>> start Data rows

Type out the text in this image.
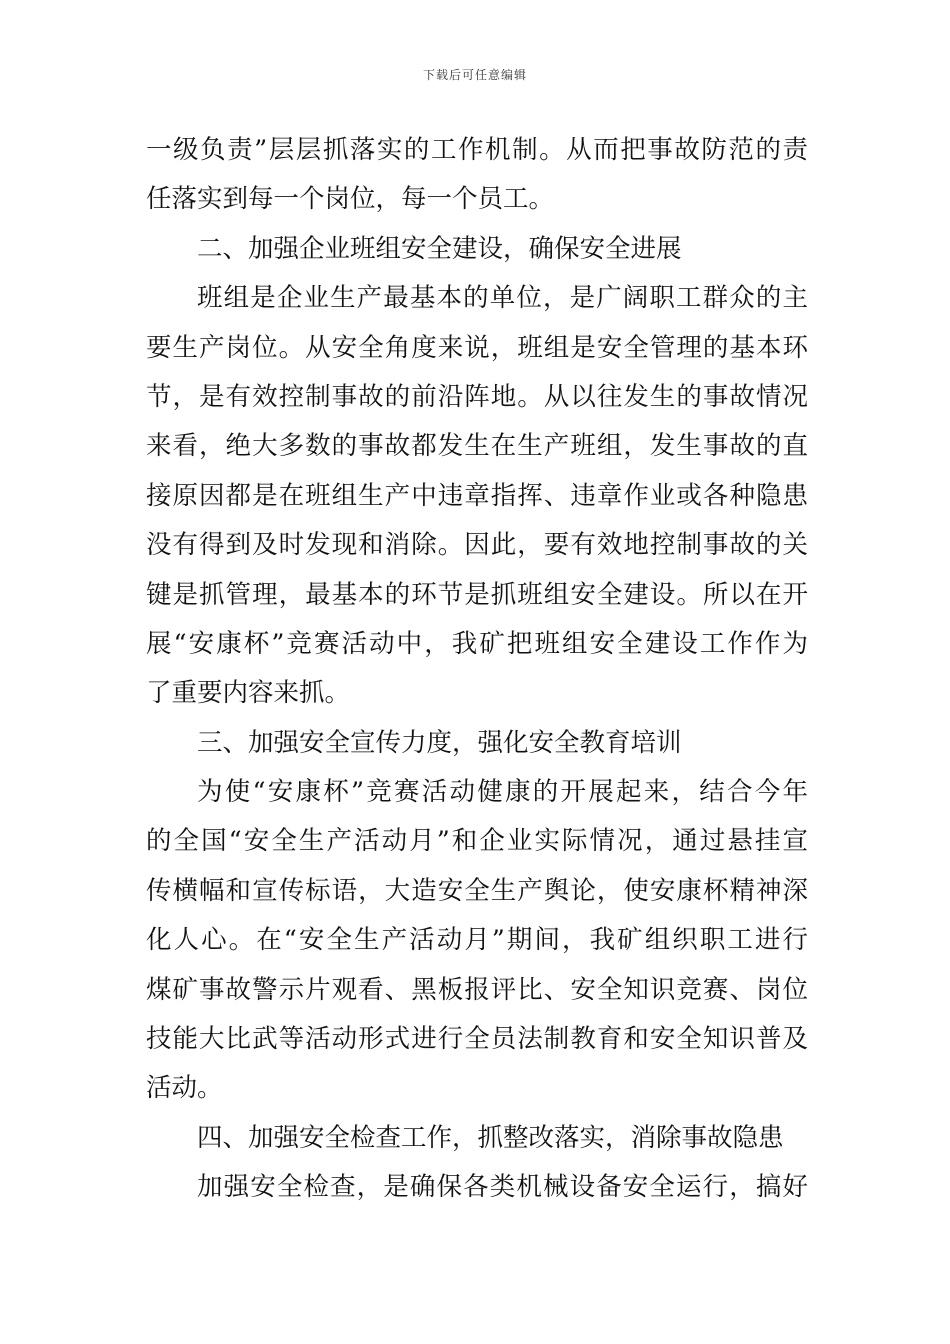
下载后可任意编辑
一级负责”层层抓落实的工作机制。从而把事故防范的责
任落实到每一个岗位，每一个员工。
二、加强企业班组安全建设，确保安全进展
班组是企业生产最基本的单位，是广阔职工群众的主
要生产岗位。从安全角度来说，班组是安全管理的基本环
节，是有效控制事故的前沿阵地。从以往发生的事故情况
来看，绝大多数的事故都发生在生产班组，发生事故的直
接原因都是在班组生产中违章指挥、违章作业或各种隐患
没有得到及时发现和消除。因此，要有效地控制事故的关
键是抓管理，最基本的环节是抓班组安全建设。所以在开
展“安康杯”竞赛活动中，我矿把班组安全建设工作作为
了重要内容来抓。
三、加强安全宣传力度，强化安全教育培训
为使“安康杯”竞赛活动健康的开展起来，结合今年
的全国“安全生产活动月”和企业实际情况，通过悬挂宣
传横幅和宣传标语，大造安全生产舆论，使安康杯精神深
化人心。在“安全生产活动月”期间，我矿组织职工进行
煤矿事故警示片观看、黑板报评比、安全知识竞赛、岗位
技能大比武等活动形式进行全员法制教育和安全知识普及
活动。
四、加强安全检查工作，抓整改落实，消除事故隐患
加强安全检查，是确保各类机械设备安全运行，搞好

>> end Data rows

• Aim of the task:
Give the data again exactly as written, with all pictures left out.

• Final result:
Type out the text in this image.
下载后可任意编辑
一级负责”层层抓落实的工作机制。从而把事故防范的责
任落实到每一个岗位，每一个员工。
二、加强企业班组安全建设，确保安全进展
班组是企业生产最基本的单位，是广阔职工群众的主
要生产岗位。从安全角度来说，班组是安全管理的基本环
节，是有效控制事故的前沿阵地。从以往发生的事故情况
来看，绝大多数的事故都发生在生产班组，发生事故的直
接原因都是在班组生产中违章指挥、违章作业或各种隐患
没有得到及时发现和消除。因此，要有效地控制事故的关
键是抓管理，最基本的环节是抓班组安全建设。所以在开
展“安康杯”竞赛活动中，我矿把班组安全建设工作作为
了重要内容来抓。
三、加强安全宣传力度，强化安全教育培训
为使“安康杯”竞赛活动健康的开展起来，结合今年
的全国“安全生产活动月”和企业实际情况，通过悬挂宣
传横幅和宣传标语，大造安全生产舆论，使安康杯精神深
化人心。在“安全生产活动月”期间，我矿组织职工进行
煤矿事故警示片观看、黑板报评比、安全知识竞赛、岗位
技能大比武等活动形式进行全员法制教育和安全知识普及
活动。
四、加强安全检查工作，抓整改落实，消除事故隐患
加强安全检查，是确保各类机械设备安全运行，搞好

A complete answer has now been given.